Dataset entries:
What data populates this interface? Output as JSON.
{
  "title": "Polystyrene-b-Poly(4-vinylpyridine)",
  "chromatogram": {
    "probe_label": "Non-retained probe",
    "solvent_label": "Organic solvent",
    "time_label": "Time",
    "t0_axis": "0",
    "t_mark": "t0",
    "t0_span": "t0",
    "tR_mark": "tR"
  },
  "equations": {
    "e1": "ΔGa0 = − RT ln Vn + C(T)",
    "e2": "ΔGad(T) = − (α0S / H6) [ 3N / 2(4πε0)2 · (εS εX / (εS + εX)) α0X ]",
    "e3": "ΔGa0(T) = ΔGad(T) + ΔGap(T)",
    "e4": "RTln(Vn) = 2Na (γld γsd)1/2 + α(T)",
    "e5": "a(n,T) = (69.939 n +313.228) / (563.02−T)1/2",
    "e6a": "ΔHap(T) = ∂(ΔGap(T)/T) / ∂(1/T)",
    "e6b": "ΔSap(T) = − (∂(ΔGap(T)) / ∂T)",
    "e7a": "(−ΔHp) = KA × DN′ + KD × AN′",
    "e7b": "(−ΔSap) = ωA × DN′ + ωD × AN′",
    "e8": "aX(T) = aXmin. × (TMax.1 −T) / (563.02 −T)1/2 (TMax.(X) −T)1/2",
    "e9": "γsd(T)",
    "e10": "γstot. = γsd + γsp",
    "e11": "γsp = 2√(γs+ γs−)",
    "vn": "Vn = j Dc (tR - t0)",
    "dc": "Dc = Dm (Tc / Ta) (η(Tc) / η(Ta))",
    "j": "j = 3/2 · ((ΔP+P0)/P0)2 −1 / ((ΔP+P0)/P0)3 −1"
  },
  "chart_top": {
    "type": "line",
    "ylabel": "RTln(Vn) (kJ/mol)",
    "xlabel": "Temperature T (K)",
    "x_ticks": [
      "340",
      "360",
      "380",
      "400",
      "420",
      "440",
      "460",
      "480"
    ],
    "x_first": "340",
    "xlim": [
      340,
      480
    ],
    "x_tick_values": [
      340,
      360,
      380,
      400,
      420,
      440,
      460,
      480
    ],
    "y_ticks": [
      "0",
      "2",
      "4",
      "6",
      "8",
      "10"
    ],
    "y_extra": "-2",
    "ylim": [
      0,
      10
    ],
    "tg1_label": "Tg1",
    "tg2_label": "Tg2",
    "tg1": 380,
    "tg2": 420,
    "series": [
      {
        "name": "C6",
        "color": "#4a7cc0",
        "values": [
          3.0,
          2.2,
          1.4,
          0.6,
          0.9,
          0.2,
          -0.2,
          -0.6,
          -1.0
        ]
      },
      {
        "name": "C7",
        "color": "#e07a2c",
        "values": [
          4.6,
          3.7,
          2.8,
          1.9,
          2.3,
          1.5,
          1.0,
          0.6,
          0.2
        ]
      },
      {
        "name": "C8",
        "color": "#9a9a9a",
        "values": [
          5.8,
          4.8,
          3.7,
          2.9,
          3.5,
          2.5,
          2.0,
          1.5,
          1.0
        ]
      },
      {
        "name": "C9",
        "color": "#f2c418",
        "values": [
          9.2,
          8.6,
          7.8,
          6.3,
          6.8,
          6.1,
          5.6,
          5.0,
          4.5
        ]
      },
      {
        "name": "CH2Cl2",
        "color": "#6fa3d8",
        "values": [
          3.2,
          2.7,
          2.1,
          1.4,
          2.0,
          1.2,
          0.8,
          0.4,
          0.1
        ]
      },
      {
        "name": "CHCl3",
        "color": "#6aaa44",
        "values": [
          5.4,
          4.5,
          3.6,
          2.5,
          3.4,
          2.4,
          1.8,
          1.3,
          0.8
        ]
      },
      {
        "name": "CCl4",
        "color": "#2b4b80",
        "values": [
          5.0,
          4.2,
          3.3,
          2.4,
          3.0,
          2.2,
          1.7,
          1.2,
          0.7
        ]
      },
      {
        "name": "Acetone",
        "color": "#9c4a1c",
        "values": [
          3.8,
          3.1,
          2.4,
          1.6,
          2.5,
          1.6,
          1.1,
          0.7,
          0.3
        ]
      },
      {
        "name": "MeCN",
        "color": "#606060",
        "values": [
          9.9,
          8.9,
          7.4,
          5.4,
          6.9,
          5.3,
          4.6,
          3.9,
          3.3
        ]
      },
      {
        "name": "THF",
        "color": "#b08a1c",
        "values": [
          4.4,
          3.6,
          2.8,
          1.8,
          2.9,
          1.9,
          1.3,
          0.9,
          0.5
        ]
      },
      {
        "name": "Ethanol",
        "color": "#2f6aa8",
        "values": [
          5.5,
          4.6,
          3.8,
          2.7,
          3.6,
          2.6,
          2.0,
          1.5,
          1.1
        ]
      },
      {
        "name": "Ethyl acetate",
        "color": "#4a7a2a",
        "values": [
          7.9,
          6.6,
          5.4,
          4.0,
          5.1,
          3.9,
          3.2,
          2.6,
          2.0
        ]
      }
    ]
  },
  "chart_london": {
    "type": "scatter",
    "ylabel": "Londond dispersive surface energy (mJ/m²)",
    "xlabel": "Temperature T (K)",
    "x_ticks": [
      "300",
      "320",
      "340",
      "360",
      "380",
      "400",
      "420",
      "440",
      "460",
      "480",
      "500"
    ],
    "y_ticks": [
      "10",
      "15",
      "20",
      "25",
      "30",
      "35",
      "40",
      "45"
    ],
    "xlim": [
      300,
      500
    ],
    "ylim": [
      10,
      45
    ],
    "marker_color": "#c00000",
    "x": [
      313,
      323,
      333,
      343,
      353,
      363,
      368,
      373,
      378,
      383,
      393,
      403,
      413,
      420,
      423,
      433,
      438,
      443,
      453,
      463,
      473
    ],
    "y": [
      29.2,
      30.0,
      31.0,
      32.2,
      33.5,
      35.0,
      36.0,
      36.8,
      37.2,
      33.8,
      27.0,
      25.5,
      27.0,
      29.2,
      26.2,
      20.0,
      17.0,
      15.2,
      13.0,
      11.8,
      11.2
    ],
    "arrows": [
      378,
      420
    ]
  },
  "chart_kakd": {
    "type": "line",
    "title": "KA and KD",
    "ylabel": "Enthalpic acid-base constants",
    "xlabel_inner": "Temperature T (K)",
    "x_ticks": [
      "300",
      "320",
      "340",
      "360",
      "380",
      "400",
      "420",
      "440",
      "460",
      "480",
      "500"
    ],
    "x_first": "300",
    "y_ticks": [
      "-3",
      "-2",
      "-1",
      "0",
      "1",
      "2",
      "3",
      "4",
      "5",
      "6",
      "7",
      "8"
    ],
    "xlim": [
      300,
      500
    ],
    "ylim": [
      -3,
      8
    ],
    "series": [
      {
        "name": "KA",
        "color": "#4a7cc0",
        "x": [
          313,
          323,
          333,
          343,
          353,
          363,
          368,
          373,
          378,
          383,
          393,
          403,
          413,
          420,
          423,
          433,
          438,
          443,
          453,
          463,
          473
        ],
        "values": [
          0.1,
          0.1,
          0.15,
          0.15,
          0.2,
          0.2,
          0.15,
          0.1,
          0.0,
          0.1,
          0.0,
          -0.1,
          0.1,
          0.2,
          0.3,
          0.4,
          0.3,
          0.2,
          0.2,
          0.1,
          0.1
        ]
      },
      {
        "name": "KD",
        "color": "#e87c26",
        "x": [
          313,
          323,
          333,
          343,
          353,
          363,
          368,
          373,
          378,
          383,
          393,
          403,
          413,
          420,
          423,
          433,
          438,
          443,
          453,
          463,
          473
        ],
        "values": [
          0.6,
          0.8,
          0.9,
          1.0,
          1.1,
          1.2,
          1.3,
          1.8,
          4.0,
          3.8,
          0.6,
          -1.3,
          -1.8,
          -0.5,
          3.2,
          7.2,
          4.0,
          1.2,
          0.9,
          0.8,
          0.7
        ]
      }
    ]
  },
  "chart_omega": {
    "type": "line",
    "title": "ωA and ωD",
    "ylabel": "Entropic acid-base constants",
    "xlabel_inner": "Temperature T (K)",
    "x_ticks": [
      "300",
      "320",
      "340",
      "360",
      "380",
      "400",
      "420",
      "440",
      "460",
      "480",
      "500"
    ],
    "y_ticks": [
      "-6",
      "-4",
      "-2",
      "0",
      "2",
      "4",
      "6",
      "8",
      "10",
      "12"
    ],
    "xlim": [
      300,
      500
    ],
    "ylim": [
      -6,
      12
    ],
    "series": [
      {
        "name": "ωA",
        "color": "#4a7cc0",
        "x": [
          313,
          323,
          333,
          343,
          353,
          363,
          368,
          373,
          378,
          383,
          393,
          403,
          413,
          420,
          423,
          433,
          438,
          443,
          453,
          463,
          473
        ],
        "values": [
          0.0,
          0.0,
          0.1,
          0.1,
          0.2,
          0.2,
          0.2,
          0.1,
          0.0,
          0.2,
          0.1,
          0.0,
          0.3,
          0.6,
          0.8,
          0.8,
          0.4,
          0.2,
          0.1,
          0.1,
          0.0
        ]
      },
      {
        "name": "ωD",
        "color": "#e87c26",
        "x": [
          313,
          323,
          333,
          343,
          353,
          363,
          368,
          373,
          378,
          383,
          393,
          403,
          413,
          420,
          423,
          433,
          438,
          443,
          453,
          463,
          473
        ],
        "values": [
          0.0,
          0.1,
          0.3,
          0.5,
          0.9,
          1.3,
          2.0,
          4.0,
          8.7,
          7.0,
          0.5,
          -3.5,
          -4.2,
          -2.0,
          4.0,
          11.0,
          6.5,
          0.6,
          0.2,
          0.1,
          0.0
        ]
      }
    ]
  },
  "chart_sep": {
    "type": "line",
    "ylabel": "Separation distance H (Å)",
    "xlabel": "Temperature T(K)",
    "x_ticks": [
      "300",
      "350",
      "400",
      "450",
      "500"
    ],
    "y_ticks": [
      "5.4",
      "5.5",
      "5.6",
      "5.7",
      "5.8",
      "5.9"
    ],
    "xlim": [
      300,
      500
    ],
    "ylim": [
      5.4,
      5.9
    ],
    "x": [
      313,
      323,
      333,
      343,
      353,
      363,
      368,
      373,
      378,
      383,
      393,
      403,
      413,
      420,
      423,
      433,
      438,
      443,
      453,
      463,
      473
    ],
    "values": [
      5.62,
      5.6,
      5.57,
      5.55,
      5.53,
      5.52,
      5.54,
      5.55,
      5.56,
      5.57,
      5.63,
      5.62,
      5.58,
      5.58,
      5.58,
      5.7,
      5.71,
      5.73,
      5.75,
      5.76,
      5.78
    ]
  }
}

> What is asked
Of the lines above, how many contain the string "acid"? Only the number is required.

> Complete output
2